- _Stated problem_: Output the full listing word for word.

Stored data
######
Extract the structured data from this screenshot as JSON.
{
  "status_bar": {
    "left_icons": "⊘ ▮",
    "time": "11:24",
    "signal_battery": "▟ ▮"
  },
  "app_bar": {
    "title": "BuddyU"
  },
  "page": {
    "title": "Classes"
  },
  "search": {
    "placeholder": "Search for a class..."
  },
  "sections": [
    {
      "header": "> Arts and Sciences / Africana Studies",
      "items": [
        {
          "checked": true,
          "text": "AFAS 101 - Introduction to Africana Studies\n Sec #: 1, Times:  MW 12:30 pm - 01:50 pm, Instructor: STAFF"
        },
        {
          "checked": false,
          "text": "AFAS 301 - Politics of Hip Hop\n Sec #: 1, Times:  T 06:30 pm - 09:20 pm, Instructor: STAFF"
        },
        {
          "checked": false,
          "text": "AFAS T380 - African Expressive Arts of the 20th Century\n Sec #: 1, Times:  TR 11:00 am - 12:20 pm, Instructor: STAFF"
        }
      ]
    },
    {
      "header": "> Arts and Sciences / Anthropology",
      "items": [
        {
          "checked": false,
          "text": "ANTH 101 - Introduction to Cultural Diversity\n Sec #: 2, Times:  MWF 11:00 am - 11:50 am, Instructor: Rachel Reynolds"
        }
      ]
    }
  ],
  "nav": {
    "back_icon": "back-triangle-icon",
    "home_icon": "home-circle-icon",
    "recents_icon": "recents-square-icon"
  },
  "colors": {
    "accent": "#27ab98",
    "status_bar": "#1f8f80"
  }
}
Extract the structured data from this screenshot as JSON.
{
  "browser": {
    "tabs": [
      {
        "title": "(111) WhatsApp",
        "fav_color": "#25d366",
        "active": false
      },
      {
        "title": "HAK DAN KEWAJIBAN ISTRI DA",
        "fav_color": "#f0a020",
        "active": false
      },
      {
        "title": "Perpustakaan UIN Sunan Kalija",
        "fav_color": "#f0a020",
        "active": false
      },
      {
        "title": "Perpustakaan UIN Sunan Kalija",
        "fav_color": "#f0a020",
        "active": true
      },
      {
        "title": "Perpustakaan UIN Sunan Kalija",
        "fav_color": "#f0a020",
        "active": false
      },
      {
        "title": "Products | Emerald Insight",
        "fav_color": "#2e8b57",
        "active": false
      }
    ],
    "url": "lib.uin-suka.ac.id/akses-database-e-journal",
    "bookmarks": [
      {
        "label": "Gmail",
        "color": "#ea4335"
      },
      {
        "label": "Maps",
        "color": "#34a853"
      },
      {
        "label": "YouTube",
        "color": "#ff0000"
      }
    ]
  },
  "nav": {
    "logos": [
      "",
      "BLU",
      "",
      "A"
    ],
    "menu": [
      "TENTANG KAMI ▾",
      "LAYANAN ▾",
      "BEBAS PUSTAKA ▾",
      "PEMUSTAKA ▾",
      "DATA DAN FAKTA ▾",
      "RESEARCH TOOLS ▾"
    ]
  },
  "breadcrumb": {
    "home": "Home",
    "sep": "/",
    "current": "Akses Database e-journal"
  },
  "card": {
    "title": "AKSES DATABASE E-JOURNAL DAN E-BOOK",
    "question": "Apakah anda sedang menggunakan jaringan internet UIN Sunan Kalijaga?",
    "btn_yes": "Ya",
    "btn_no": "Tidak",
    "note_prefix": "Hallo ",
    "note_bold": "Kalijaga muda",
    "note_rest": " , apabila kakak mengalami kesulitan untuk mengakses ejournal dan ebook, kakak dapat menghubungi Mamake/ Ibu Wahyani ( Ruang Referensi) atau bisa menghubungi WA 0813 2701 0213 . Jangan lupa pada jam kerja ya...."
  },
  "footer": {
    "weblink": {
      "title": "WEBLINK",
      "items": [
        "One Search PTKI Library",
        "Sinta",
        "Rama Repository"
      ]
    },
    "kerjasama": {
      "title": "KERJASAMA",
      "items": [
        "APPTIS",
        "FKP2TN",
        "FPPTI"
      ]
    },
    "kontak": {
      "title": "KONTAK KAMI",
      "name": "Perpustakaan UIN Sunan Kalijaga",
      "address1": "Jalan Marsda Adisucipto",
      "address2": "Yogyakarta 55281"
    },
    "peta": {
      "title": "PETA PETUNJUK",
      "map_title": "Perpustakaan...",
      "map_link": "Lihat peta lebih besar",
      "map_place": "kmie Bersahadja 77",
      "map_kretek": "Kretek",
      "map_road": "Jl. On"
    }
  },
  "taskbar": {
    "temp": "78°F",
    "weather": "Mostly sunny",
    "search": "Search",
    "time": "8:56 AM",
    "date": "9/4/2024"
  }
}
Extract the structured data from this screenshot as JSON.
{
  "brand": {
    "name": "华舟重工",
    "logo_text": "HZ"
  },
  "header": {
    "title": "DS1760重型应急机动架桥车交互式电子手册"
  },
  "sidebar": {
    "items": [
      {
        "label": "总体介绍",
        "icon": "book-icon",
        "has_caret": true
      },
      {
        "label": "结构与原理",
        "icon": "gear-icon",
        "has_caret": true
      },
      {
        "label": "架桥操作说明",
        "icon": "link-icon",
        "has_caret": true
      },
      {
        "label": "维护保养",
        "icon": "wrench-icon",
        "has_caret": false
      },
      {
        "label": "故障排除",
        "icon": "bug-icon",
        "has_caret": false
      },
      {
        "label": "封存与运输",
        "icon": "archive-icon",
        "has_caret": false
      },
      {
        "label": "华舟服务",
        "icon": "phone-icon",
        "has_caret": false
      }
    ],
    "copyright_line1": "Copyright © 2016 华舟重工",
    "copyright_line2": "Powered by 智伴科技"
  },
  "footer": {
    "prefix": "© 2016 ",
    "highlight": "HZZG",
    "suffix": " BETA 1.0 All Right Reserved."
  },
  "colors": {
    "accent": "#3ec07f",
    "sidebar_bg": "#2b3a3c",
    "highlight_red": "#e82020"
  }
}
######
- _Worked answer_:
Extract the structured data from this screenshot as JSON.
{
  "status_bar": {
    "left_icons": "⊘ ▮",
    "time": "11:24",
    "signal_battery": "▟ ▮"
  },
  "app_bar": {
    "title": "BuddyU"
  },
  "page": {
    "title": "Classes"
  },
  "search": {
    "placeholder": "Search for a class..."
  },
  "sections": [
    {
      "header": "> Arts and Sciences / Africana Studies",
      "items": [
        {
          "checked": true,
          "text": "AFAS 101 - Introduction to Africana Studies\n Sec #: 1, Times:  MW 12:30 pm - 01:50 pm, Instructor: STAFF"
        },
        {
          "checked": false,
          "text": "AFAS 301 - Politics of Hip Hop\n Sec #: 1, Times:  T 06:30 pm - 09:20 pm, Instructor: STAFF"
        },
        {
          "checked": false,
          "text": "AFAS T380 - African Expressive Arts of the 20th Century\n Sec #: 1, Times:  TR 11:00 am - 12:20 pm, Instructor: STAFF"
        }
      ]
    },
    {
      "header": "> Arts and Sciences / Anthropology",
      "items": [
        {
          "checked": false,
          "text": "ANTH 101 - Introduction to Cultural Diversity\n Sec #: 2, Times:  MWF 11:00 am - 11:50 am, Instructor: Rachel Reynolds"
        }
      ]
    }
  ],
  "nav": {
    "back_icon": "back-triangle-icon",
    "home_icon": "home-circle-icon",
    "recents_icon": "recents-square-icon"
  },
  "colors": {
    "accent": "#27ab98",
    "status_bar": "#1f8f80"
  }
}
Extract the structured data from this screenshot as JSON.
{
  "browser": {
    "tabs": [
      {
        "title": "(111) WhatsApp",
        "fav_color": "#25d366",
        "active": false
      },
      {
        "title": "HAK DAN KEWAJIBAN ISTRI DA",
        "fav_color": "#f0a020",
        "active": false
      },
      {
        "title": "Perpustakaan UIN Sunan Kalija",
        "fav_color": "#f0a020",
        "active": false
      },
      {
        "title": "Perpustakaan UIN Sunan Kalija",
        "fav_color": "#f0a020",
        "active": true
      },
      {
        "title": "Perpustakaan UIN Sunan Kalija",
        "fav_color": "#f0a020",
        "active": false
      },
      {
        "title": "Products | Emerald Insight",
        "fav_color": "#2e8b57",
        "active": false
      }
    ],
    "url": "lib.uin-suka.ac.id/akses-database-e-journal",
    "bookmarks": [
      {
        "label": "Gmail",
        "color": "#ea4335"
      },
      {
        "label": "Maps",
        "color": "#34a853"
      },
      {
        "label": "YouTube",
        "color": "#ff0000"
      }
    ]
  },
  "nav": {
    "logos": [
      "",
      "BLU",
      "",
      "A"
    ],
    "menu": [
      "TENTANG KAMI ▾",
      "LAYANAN ▾",
      "BEBAS PUSTAKA ▾",
      "PEMUSTAKA ▾",
      "DATA DAN FAKTA ▾",
      "RESEARCH TOOLS ▾"
    ]
  },
  "breadcrumb": {
    "home": "Home",
    "sep": "/",
    "current": "Akses Database e-journal"
  },
  "card": {
    "title": "AKSES DATABASE E-JOURNAL DAN E-BOOK",
    "question": "Apakah anda sedang menggunakan jaringan internet UIN Sunan Kalijaga?",
    "btn_yes": "Ya",
    "btn_no": "Tidak",
    "note_prefix": "Hallo ",
    "note_bold": "Kalijaga muda",
    "note_rest": " , apabila kakak mengalami kesulitan untuk mengakses ejournal dan ebook, kakak dapat menghubungi Mamake/ Ibu Wahyani ( Ruang Referensi) atau bisa menghubungi WA 0813 2701 0213 . Jangan lupa pada jam kerja ya...."
  },
  "footer": {
    "weblink": {
      "title": "WEBLINK",
      "items": [
        "One Search PTKI Library",
        "Sinta",
        "Rama Repository"
      ]
    },
    "kerjasama": {
      "title": "KERJASAMA",
      "items": [
        "APPTIS",
        "FKP2TN",
        "FPPTI"
      ]
    },
    "kontak": {
      "title": "KONTAK KAMI",
      "name": "Perpustakaan UIN Sunan Kalijaga",
      "address1": "Jalan Marsda Adisucipto",
      "address2": "Yogyakarta 55281"
    },
    "peta": {
      "title": "PETA PETUNJUK",
      "map_title": "Perpustakaan...",
      "map_link": "Lihat peta lebih besar",
      "map_place": "kmie Bersahadja 77",
      "map_kretek": "Kretek",
      "map_road": "Jl. On"
    }
  },
  "taskbar": {
    "temp": "78°F",
    "weather": "Mostly sunny",
    "search": "Search",
    "time": "8:56 AM",
    "date": "9/4/2024"
  }
}
Extract the structured data from this screenshot as JSON.
{
  "brand": {
    "name": "华舟重工",
    "logo_text": "HZ"
  },
  "header": {
    "title": "DS1760重型应急机动架桥车交互式电子手册"
  },
  "sidebar": {
    "items": [
      {
        "label": "总体介绍",
        "icon": "book-icon",
        "has_caret": true
      },
      {
        "label": "结构与原理",
        "icon": "gear-icon",
        "has_caret": true
      },
      {
        "label": "架桥操作说明",
        "icon": "link-icon",
        "has_caret": true
      },
      {
        "label": "维护保养",
        "icon": "wrench-icon",
        "has_caret": false
      },
      {
        "label": "故障排除",
        "icon": "bug-icon",
        "has_caret": false
      },
      {
        "label": "封存与运输",
        "icon": "archive-icon",
        "has_caret": false
      },
      {
        "label": "华舟服务",
        "icon": "phone-icon",
        "has_caret": false
      }
    ],
    "copyright_line1": "Copyright © 2016 华舟重工",
    "copyright_line2": "Powered by 智伴科技"
  },
  "footer": {
    "prefix": "© 2016 ",
    "highlight": "HZZG",
    "suffix": " BETA 1.0 All Right Reserved."
  },
  "colors": {
    "accent": "#3ec07f",
    "sidebar_bg": "#2b3a3c",
    "highlight_red": "#e82020"
  }
}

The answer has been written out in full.